[Records from a collection of figures]
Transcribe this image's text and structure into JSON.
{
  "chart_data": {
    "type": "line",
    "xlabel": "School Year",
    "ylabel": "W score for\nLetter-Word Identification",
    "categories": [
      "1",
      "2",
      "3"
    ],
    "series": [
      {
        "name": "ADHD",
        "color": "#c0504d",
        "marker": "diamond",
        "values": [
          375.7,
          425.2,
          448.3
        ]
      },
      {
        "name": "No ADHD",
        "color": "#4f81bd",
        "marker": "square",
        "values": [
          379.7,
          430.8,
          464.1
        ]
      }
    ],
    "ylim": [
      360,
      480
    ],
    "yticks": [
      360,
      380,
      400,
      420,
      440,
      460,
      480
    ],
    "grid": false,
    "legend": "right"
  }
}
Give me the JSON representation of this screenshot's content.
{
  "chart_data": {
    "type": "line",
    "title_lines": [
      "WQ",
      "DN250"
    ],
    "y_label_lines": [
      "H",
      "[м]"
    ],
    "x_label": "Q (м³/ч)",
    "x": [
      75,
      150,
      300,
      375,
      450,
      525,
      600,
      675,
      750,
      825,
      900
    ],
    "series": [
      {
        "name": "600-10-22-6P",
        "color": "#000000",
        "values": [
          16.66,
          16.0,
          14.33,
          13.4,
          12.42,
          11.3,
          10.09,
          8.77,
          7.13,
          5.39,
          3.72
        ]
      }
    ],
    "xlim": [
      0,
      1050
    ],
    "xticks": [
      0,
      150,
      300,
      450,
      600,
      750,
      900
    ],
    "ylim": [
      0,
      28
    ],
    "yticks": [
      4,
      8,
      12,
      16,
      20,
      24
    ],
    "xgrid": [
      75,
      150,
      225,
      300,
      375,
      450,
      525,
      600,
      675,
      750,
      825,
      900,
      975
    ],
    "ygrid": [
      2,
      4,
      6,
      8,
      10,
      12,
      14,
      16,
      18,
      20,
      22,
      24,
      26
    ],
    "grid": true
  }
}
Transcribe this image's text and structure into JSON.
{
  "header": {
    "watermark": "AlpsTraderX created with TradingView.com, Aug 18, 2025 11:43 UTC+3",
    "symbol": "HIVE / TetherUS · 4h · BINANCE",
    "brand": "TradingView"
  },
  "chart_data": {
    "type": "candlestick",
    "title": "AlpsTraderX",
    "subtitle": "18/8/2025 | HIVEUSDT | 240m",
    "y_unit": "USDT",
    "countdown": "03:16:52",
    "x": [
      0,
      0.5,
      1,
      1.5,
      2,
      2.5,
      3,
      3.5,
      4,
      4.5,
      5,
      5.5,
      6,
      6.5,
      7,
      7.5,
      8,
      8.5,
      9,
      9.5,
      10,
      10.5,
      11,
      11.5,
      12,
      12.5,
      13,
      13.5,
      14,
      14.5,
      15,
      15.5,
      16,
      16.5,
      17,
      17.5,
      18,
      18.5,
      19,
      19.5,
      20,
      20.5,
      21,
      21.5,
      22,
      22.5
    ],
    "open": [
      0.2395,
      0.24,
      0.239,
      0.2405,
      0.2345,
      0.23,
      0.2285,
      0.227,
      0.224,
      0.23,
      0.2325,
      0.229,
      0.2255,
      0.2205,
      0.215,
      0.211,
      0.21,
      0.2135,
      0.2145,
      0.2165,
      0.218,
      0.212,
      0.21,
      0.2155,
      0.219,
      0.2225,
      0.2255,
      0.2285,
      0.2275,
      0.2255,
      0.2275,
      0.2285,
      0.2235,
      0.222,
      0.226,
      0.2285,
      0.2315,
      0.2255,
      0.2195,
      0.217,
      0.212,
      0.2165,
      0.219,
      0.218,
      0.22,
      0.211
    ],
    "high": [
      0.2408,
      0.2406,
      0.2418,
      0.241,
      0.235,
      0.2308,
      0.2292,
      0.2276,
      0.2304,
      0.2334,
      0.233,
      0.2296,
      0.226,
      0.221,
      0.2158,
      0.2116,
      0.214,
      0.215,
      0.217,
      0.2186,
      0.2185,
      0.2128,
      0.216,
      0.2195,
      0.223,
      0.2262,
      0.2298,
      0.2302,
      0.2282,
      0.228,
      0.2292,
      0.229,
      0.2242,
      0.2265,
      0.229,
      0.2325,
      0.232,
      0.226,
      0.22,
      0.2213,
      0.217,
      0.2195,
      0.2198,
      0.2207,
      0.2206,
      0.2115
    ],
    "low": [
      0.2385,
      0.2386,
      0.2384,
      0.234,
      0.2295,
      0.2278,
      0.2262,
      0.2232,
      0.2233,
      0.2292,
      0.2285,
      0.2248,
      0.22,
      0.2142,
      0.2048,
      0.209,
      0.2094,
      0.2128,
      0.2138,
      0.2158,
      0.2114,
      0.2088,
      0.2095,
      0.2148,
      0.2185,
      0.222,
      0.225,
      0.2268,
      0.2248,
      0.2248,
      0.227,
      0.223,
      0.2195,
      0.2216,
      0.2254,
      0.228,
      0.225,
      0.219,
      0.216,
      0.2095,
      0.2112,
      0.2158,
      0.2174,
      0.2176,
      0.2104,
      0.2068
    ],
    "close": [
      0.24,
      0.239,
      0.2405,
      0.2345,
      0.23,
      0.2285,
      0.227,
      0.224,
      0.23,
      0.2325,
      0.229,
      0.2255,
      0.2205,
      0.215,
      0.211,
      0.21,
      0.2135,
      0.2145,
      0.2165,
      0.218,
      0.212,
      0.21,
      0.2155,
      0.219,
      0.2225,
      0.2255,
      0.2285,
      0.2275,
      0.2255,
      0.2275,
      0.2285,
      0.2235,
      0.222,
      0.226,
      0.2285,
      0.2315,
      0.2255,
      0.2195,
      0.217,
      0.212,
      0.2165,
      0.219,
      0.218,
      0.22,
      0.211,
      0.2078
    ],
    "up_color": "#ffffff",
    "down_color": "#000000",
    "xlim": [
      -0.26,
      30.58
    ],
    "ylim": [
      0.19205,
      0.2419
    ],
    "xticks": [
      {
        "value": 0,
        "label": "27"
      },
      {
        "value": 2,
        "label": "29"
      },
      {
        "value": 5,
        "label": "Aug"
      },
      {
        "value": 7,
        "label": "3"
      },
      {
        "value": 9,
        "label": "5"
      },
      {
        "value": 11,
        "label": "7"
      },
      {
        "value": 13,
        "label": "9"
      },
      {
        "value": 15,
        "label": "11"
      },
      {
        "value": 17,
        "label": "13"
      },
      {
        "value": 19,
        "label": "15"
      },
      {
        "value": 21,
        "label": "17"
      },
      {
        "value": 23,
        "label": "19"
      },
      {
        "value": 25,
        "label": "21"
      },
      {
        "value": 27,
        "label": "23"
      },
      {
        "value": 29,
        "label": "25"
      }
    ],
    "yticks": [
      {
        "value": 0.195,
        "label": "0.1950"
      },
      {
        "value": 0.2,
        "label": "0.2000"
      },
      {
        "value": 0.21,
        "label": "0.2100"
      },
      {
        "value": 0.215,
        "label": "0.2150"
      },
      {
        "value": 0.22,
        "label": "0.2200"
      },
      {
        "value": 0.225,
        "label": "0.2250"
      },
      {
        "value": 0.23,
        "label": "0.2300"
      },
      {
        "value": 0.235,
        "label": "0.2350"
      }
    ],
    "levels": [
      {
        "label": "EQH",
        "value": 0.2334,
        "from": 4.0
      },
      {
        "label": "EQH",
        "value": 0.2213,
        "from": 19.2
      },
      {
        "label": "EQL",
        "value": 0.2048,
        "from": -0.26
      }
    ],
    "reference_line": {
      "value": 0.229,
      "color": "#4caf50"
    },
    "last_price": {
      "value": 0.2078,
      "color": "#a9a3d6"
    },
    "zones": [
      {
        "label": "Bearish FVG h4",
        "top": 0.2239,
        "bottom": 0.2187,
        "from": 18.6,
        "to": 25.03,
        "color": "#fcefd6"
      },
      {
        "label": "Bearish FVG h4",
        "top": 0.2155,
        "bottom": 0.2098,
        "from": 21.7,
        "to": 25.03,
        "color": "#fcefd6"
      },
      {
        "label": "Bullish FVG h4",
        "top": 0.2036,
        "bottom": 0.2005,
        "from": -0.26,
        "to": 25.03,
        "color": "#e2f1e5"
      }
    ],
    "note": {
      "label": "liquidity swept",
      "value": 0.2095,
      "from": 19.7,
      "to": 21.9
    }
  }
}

_What to produce_. Copy all lines from the material that hold "name".

_Output below_.
        "name": "ADHD",
        "name": "No ADHD",
        "name": "600-10-22-6P",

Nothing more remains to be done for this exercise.